### Document passage ###
Considering a Continuing Care Retirement Community: What to Know Before You Commit

Group of senior people enjoying conversation over a meal

For many retirees, the appeal of a continuing care retirement community (CCRC) is the promise of stability. One move can provide a home for today’s independent lifestyle and tomorrow’s potential healthcare needs. But CCRCs involve meaningful financial and lifestyle decisions, and it’s important to evaluate them carefully. Here are several key factors to consider before signing on and moving in.

The Upfront Cost and Financial Structure

Most CCRCs require a substantial entrance fee, often several hundred thousand dollars, plus ongoing monthly fees. Entrance fees may be fully refundable, partially refundable, or non-refundable, each with different price points.

There are also schedules in which a refund of the entrance fee is prorated over the first five years (for example). This means that the longer you stay, the less the refund.

In addition to the upfront cost, there are monthly fees that typically increase over time, often exceeding inflation.

Questions to ask:

  • Is the entrance fee refundable? If so, under what conditions?

  • How have monthly fees increased over the past five to 10 years?

  • Are healthcare services included, partially covered, or billed at market rates?

Understanding the contract and long-term financial obligation is essential. Your financial plan should account for the impact on your liquidity, potential long-term care costs, and estate goals.

Levels of Care and the Promise Behind Them

A core advantage of a CCRC is that it can span your changing needs, including independent living, assisted living, memory care, and skilled nursing. But each community delivers that care differently.

Consider:

  • Are higher levels of care guaranteed or subject to availability?

  • What happens if a spouse needs more care than the other? Can they remain on the same campus?

  • How does the community handle temporary rehab stays?
###
● Problems and tasks:
- A) Please print the CCRC article word for word, everything from "Group of senior" down to "different price points.".
- B) In the CCRC article, how do monthly fees typically change over time?
### Information provided ###
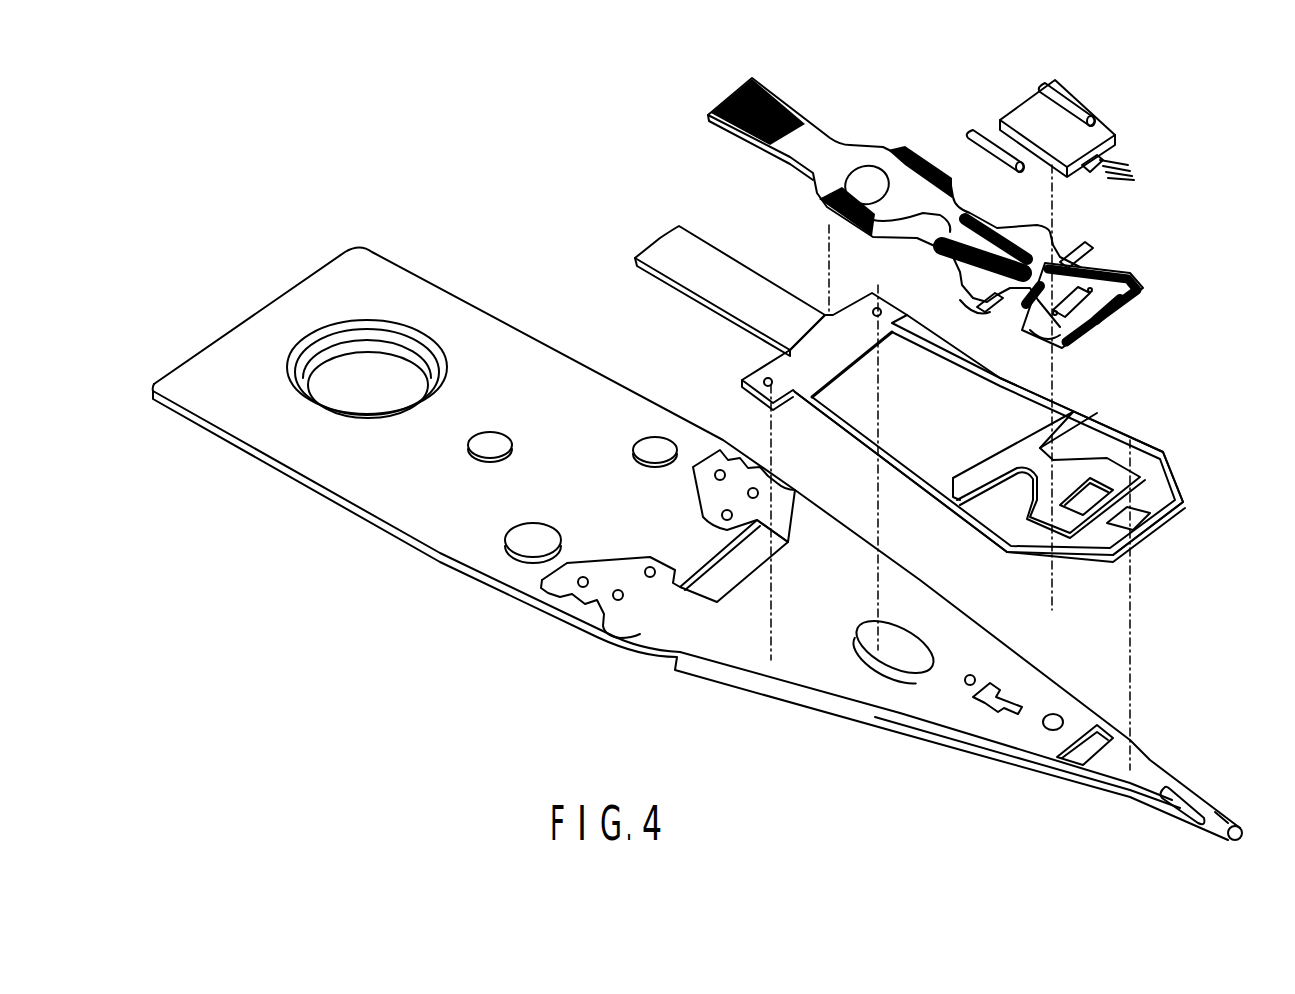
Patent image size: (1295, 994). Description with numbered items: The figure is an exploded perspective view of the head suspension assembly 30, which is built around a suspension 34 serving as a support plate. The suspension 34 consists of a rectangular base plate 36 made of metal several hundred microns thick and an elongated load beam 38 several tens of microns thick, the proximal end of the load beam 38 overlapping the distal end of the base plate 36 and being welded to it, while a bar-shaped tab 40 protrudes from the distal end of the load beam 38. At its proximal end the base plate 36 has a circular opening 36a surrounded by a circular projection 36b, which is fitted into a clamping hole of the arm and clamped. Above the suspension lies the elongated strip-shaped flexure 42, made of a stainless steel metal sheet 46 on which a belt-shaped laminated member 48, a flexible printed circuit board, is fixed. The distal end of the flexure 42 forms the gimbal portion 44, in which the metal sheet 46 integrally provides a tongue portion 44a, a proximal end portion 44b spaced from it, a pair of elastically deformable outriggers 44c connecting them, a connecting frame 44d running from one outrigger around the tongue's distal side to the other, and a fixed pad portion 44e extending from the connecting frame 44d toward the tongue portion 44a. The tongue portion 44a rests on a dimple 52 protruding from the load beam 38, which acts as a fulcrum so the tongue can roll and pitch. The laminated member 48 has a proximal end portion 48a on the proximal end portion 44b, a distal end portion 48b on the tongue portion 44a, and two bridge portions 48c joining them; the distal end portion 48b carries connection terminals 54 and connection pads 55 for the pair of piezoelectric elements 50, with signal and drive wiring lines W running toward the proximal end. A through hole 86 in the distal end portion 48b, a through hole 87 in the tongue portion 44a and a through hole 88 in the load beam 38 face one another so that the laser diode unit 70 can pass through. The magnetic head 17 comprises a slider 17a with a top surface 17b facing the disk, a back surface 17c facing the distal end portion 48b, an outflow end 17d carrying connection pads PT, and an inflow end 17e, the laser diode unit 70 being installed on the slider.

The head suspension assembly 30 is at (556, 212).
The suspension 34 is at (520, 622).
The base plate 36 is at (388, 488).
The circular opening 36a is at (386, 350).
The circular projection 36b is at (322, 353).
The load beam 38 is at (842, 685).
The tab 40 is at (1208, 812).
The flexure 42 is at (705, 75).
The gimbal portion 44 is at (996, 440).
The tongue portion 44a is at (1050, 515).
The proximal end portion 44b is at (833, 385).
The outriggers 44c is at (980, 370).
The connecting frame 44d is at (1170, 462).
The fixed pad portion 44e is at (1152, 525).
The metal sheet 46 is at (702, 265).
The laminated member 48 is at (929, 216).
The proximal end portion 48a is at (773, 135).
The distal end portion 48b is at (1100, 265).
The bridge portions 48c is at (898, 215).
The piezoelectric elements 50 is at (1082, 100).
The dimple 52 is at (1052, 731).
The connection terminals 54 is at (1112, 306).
###
● Expected answers:
- A)
Group of senior people enjoying conversation over a meal

For many retirees, the appeal of a continuing care retirement community (CCRC) is the promise of stability. One move can provide a home for today’s independent lifestyle and tomorrow’s potential healthcare needs. But CCRCs involve meaningful financial and lifestyle decisions, and it’s important to evaluate them carefully. Here are several key factors to consider before signing on and moving in.

The Upfront Cost and Financial Structure

Most CCRCs require a substantial entrance fee, often several hundred thousand dollars, plus ongoing monthly fees. Entrance fees may be fully refundable, partially refundable, or non-refundable, each with different price points.

- B) They typically increase over time, often exceeding inflation.